**PROBLEM STATEMENT:** Exactly repeat the material, dropping only the pictures.

§

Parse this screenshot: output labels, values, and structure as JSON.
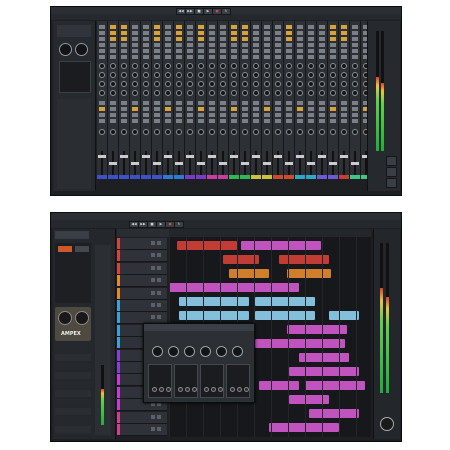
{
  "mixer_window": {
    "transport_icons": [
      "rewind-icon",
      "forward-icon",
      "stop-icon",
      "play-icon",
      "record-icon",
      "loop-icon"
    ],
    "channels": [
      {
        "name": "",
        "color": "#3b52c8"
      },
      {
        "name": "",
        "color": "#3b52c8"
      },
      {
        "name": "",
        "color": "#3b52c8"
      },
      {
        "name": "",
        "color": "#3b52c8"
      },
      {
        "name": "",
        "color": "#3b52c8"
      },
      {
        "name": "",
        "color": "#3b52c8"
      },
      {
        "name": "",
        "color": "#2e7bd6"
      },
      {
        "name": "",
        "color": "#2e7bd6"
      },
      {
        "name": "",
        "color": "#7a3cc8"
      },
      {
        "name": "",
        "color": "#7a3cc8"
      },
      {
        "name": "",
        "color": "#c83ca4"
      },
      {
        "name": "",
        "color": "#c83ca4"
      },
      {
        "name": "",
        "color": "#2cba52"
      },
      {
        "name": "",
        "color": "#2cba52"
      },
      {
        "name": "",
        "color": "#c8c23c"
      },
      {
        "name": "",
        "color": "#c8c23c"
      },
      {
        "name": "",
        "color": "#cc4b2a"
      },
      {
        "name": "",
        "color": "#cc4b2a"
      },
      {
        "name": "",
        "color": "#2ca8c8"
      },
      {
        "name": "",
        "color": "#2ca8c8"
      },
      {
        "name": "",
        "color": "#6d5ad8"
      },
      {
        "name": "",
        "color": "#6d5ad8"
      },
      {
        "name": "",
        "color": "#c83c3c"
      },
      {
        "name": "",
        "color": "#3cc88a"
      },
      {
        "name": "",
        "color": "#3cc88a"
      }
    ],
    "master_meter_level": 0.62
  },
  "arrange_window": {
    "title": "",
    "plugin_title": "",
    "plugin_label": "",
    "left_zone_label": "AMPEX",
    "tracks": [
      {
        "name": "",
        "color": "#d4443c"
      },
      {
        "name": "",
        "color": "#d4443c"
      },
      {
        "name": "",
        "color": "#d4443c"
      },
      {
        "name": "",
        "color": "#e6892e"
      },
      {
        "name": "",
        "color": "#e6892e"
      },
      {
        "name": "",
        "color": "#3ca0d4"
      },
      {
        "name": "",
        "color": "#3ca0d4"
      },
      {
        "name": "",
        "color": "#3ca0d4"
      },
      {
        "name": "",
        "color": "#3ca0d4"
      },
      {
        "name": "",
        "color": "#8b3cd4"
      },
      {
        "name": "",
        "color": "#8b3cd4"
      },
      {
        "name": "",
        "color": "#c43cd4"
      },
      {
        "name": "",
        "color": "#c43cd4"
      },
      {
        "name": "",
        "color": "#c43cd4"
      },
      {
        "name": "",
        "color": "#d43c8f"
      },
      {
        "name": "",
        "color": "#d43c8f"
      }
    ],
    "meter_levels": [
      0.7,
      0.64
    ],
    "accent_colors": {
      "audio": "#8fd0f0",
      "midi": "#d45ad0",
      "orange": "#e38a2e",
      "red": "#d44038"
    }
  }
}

§

**RESULT:**
Parse this screenshot: output labels, values, and structure as JSON.
{
  "mixer_window": {
    "transport_icons": [
      "rewind-icon",
      "forward-icon",
      "stop-icon",
      "play-icon",
      "record-icon",
      "loop-icon"
    ],
    "channels": [
      {
        "name": "",
        "color": "#3b52c8"
      },
      {
        "name": "",
        "color": "#3b52c8"
      },
      {
        "name": "",
        "color": "#3b52c8"
      },
      {
        "name": "",
        "color": "#3b52c8"
      },
      {
        "name": "",
        "color": "#3b52c8"
      },
      {
        "name": "",
        "color": "#3b52c8"
      },
      {
        "name": "",
        "color": "#2e7bd6"
      },
      {
        "name": "",
        "color": "#2e7bd6"
      },
      {
        "name": "",
        "color": "#7a3cc8"
      },
      {
        "name": "",
        "color": "#7a3cc8"
      },
      {
        "name": "",
        "color": "#c83ca4"
      },
      {
        "name": "",
        "color": "#c83ca4"
      },
      {
        "name": "",
        "color": "#2cba52"
      },
      {
        "name": "",
        "color": "#2cba52"
      },
      {
        "name": "",
        "color": "#c8c23c"
      },
      {
        "name": "",
        "color": "#c8c23c"
      },
      {
        "name": "",
        "color": "#cc4b2a"
      },
      {
        "name": "",
        "color": "#cc4b2a"
      },
      {
        "name": "",
        "color": "#2ca8c8"
      },
      {
        "name": "",
        "color": "#2ca8c8"
      },
      {
        "name": "",
        "color": "#6d5ad8"
      },
      {
        "name": "",
        "color": "#6d5ad8"
      },
      {
        "name": "",
        "color": "#c83c3c"
      },
      {
        "name": "",
        "color": "#3cc88a"
      },
      {
        "name": "",
        "color": "#3cc88a"
      }
    ],
    "master_meter_level": 0.62
  },
  "arrange_window": {
    "title": "",
    "plugin_title": "",
    "plugin_label": "",
    "left_zone_label": "AMPEX",
    "tracks": [
      {
        "name": "",
        "color": "#d4443c"
      },
      {
        "name": "",
        "color": "#d4443c"
      },
      {
        "name": "",
        "color": "#d4443c"
      },
      {
        "name": "",
        "color": "#e6892e"
      },
      {
        "name": "",
        "color": "#e6892e"
      },
      {
        "name": "",
        "color": "#3ca0d4"
      },
      {
        "name": "",
        "color": "#3ca0d4"
      },
      {
        "name": "",
        "color": "#3ca0d4"
      },
      {
        "name": "",
        "color": "#3ca0d4"
      },
      {
        "name": "",
        "color": "#8b3cd4"
      },
      {
        "name": "",
        "color": "#8b3cd4"
      },
      {
        "name": "",
        "color": "#c43cd4"
      },
      {
        "name": "",
        "color": "#c43cd4"
      },
      {
        "name": "",
        "color": "#c43cd4"
      },
      {
        "name": "",
        "color": "#d43c8f"
      },
      {
        "name": "",
        "color": "#d43c8f"
      }
    ],
    "meter_levels": [
      0.7,
      0.64
    ],
    "accent_colors": {
      "audio": "#8fd0f0",
      "midi": "#d45ad0",
      "orange": "#e38a2e",
      "red": "#d44038"
    }
  }
}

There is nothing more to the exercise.